[Task to complete] Reply with one number: the count of lines in the data that hold the string "Canada".

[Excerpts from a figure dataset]
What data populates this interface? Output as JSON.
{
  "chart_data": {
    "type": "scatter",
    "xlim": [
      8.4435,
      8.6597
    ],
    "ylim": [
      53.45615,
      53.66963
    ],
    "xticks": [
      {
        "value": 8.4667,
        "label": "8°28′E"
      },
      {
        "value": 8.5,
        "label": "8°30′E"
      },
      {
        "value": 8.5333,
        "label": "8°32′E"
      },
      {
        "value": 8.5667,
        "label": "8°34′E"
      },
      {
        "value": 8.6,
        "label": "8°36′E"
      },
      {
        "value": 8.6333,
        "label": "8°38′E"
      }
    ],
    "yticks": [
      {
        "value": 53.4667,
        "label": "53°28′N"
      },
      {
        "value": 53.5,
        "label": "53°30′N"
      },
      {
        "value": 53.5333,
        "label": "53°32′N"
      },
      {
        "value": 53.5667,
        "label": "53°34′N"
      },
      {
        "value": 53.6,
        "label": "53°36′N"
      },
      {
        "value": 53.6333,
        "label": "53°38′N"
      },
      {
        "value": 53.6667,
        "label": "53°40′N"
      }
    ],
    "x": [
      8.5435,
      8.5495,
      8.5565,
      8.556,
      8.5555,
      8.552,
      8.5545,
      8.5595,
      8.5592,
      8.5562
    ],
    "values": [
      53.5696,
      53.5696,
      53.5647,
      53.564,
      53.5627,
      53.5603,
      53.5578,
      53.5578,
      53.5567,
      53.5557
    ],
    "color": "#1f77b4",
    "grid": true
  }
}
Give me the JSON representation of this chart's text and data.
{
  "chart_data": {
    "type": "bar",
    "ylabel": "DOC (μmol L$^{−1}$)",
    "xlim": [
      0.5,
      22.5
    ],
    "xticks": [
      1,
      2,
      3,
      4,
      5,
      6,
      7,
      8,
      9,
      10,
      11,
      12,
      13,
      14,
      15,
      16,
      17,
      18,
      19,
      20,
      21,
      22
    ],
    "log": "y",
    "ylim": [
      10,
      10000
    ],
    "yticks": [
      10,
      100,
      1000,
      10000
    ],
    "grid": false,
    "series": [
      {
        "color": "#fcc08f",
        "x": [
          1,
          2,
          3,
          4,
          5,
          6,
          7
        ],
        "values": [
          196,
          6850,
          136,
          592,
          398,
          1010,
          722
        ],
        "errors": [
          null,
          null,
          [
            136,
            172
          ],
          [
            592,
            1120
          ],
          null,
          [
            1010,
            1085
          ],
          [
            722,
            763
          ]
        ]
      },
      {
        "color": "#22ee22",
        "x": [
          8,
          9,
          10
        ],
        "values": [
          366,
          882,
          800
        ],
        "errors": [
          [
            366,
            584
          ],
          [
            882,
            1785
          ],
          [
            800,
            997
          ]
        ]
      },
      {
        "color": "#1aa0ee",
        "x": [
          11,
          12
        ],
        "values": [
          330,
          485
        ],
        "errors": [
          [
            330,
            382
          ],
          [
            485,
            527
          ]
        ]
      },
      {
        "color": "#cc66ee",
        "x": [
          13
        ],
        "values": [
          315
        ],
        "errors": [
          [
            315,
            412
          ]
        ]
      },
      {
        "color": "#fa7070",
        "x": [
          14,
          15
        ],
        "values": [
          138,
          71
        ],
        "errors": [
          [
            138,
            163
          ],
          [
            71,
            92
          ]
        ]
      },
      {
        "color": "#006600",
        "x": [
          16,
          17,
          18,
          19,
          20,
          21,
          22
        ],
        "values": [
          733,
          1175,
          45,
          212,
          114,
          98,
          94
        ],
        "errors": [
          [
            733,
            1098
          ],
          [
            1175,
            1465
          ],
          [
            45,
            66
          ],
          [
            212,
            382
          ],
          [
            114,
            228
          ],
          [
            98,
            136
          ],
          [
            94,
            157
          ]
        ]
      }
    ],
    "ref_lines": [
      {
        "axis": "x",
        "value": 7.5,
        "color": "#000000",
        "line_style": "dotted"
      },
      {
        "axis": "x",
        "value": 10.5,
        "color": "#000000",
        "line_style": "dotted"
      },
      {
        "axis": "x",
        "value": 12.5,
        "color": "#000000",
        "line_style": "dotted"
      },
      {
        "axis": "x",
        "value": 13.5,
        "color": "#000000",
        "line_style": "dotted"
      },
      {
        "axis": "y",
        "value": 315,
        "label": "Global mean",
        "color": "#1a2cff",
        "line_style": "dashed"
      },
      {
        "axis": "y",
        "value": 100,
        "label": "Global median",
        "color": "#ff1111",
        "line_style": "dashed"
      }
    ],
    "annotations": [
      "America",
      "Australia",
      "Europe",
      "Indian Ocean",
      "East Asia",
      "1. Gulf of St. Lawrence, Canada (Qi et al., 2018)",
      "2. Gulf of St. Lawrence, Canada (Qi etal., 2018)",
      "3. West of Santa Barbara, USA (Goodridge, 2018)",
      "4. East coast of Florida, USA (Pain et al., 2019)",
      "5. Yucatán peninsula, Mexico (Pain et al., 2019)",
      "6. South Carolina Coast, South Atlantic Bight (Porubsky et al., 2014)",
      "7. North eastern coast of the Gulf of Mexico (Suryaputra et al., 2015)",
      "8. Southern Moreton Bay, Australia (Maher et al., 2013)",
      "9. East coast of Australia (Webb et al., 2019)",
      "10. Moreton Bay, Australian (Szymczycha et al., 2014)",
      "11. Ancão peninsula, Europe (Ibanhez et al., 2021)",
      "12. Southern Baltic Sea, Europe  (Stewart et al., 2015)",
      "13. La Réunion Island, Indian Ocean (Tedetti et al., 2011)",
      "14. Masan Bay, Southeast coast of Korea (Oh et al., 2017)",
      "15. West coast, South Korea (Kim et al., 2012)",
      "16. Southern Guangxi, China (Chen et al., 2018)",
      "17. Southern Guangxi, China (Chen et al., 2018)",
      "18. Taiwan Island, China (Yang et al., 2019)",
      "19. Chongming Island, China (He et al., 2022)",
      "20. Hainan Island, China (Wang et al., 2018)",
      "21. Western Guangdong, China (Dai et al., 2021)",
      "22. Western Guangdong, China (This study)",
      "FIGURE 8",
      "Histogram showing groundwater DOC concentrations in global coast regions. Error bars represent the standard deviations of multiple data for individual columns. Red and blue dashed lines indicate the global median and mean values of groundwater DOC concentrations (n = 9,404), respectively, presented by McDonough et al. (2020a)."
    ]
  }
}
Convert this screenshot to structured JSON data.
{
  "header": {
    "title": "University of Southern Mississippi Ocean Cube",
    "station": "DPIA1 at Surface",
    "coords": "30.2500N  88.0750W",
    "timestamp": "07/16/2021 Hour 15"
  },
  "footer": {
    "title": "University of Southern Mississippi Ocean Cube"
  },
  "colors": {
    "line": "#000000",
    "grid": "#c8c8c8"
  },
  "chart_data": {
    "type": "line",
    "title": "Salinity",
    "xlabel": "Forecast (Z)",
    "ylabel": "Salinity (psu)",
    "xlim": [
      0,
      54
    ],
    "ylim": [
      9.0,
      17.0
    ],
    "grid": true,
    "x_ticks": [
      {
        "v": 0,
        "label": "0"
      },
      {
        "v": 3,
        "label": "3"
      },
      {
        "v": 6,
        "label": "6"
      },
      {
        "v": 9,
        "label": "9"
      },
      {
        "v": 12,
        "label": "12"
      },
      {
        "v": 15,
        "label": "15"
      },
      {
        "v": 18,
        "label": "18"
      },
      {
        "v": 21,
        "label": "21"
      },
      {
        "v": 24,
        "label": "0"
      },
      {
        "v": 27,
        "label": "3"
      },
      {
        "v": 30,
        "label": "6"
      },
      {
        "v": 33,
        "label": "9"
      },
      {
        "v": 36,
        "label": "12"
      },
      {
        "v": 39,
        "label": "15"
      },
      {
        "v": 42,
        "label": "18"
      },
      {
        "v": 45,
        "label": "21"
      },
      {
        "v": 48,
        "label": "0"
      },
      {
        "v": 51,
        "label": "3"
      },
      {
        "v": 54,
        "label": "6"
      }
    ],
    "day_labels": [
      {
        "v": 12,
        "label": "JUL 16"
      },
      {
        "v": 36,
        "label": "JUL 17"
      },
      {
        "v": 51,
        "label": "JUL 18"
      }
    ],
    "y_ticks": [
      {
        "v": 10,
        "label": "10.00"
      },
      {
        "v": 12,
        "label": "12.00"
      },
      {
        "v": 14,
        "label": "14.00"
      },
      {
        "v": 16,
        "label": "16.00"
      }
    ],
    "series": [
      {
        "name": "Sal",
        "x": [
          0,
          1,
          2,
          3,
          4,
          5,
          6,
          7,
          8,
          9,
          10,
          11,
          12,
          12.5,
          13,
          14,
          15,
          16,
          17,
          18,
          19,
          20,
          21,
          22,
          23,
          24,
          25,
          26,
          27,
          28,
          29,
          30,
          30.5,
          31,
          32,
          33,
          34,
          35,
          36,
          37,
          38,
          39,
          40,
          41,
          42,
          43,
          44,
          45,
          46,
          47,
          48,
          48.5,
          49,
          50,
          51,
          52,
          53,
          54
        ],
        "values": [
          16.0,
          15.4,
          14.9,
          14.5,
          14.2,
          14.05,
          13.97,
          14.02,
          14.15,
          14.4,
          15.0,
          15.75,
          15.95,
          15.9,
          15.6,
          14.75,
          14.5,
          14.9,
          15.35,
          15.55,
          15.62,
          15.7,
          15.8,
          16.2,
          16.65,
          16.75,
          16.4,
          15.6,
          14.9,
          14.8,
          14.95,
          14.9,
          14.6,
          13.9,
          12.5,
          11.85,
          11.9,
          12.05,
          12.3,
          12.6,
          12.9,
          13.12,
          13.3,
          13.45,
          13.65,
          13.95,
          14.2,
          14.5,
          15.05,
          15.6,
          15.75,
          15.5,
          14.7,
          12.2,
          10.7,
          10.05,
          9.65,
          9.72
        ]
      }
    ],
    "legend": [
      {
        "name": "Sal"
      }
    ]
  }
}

[Correct output] 2